## Given task
Find the lines containing the word "patient" and copy every one of them.

>> START Material for this exercise

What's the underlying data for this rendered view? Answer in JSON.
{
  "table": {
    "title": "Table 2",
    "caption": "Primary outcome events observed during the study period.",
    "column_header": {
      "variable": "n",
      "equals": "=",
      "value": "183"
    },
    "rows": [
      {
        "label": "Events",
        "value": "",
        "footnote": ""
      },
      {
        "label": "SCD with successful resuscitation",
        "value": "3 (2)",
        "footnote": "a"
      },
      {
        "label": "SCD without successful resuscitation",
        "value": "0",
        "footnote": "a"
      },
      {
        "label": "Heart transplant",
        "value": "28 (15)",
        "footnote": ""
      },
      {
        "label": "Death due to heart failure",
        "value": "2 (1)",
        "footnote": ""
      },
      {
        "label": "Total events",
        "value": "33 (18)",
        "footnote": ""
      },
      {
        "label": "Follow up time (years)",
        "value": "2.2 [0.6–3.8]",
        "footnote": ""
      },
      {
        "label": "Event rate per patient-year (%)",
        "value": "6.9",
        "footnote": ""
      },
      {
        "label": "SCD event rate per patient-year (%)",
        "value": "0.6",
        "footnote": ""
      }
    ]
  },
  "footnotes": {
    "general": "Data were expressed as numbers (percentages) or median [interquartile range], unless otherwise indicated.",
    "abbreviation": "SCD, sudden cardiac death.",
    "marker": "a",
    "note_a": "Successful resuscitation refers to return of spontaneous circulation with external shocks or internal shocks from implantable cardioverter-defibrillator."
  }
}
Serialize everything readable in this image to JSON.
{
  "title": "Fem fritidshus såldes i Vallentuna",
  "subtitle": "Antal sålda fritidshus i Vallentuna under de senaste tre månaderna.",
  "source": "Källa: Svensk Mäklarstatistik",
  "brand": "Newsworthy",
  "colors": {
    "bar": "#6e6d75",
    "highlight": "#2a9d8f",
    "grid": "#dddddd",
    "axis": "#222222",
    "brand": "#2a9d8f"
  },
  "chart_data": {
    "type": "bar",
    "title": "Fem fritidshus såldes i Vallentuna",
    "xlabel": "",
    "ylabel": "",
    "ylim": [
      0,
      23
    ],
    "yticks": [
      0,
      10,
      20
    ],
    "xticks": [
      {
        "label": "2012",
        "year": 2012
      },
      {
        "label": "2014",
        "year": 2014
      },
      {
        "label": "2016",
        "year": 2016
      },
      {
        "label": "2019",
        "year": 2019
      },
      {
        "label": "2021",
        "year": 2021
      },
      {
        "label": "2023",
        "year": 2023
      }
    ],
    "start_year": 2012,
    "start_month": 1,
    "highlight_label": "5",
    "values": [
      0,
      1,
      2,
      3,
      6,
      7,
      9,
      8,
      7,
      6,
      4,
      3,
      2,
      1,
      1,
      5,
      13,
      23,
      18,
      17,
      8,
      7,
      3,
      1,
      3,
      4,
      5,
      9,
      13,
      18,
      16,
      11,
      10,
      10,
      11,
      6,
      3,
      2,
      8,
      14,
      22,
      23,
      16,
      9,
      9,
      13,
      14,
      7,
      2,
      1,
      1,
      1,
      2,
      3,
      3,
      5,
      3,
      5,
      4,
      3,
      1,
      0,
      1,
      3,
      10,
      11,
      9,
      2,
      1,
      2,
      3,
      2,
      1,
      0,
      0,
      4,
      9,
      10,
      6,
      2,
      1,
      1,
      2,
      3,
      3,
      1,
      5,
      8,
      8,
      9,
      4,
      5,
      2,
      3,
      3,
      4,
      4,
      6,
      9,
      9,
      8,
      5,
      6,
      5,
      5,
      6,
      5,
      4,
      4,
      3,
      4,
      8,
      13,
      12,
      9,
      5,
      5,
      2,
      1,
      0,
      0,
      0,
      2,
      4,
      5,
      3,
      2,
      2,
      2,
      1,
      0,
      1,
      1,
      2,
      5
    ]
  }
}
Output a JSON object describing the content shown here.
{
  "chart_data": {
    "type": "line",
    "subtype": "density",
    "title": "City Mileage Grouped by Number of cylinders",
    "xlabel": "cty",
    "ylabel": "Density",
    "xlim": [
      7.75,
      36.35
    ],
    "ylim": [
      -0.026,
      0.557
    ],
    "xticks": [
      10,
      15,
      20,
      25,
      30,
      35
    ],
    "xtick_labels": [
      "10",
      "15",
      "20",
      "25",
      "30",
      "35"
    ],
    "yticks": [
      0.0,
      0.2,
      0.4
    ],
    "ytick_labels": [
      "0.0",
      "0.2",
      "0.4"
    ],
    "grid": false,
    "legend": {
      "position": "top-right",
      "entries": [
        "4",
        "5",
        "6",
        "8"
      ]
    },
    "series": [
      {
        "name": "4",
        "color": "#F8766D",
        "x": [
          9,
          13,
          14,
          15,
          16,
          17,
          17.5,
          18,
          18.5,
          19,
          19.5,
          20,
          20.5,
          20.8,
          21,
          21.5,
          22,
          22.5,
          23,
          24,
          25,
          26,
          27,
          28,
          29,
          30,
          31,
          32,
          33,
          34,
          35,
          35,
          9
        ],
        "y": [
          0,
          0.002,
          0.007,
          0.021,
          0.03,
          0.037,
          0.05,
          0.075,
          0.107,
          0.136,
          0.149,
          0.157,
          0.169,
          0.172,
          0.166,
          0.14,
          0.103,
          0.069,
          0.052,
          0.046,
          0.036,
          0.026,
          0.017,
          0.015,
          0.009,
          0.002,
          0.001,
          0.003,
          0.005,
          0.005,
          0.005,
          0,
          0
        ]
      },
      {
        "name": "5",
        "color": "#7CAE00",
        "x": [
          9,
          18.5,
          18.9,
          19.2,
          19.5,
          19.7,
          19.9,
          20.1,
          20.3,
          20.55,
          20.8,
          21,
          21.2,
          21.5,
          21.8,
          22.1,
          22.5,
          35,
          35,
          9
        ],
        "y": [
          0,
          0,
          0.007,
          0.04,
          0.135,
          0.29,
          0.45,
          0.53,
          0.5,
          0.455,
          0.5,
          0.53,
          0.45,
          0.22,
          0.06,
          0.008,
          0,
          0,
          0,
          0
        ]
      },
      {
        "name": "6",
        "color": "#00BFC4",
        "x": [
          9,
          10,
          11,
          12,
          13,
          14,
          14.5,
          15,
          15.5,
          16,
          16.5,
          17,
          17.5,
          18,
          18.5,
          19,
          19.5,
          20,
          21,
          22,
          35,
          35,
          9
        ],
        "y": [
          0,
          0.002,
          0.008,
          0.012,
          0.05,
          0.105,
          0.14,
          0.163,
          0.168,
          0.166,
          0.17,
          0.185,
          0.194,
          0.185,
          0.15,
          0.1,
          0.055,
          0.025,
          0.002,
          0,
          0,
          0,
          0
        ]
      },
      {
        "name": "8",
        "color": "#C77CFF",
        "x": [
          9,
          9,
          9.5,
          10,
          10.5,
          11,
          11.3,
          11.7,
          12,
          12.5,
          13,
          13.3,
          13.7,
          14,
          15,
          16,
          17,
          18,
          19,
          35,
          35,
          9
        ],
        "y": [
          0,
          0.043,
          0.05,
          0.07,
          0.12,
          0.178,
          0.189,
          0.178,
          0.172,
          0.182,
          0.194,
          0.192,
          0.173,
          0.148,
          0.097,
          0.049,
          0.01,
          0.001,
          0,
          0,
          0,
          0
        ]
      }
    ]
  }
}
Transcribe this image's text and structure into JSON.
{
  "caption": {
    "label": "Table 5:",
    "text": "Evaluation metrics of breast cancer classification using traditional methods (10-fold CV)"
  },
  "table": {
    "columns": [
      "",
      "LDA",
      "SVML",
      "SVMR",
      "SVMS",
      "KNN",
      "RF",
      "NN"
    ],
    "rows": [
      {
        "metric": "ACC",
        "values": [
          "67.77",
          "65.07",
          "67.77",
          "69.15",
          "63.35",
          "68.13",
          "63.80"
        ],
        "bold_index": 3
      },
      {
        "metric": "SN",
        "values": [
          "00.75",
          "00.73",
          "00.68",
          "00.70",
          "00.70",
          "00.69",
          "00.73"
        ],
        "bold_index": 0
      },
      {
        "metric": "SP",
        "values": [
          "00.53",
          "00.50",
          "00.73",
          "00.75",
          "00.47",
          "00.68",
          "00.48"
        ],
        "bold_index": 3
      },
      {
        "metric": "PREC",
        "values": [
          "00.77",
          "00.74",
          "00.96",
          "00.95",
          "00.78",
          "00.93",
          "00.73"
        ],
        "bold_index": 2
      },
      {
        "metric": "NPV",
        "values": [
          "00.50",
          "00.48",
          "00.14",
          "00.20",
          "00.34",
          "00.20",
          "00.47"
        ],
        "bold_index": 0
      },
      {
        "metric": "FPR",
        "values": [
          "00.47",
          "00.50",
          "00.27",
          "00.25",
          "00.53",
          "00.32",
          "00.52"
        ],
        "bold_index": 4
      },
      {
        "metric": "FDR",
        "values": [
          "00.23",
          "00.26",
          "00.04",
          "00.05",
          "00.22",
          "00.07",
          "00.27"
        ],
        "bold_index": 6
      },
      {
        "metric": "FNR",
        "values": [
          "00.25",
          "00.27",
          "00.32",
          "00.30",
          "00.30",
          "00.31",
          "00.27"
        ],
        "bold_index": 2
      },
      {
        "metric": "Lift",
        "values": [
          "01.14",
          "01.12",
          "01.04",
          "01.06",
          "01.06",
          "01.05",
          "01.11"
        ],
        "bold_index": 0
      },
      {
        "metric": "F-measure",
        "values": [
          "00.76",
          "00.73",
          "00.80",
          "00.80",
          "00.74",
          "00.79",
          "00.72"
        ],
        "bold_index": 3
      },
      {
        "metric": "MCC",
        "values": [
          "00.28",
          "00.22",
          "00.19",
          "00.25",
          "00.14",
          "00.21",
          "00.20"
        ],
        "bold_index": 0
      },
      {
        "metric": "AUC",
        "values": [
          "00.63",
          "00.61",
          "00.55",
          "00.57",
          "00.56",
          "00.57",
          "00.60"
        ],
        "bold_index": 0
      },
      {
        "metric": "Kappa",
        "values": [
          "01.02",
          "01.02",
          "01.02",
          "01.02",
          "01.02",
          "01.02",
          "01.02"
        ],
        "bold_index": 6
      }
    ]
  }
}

>> END Material for this exercise

## Answer to this exercise
        "label": "Event rate per patient-year (%)",
        "label": "SCD event rate per patient-year (%)",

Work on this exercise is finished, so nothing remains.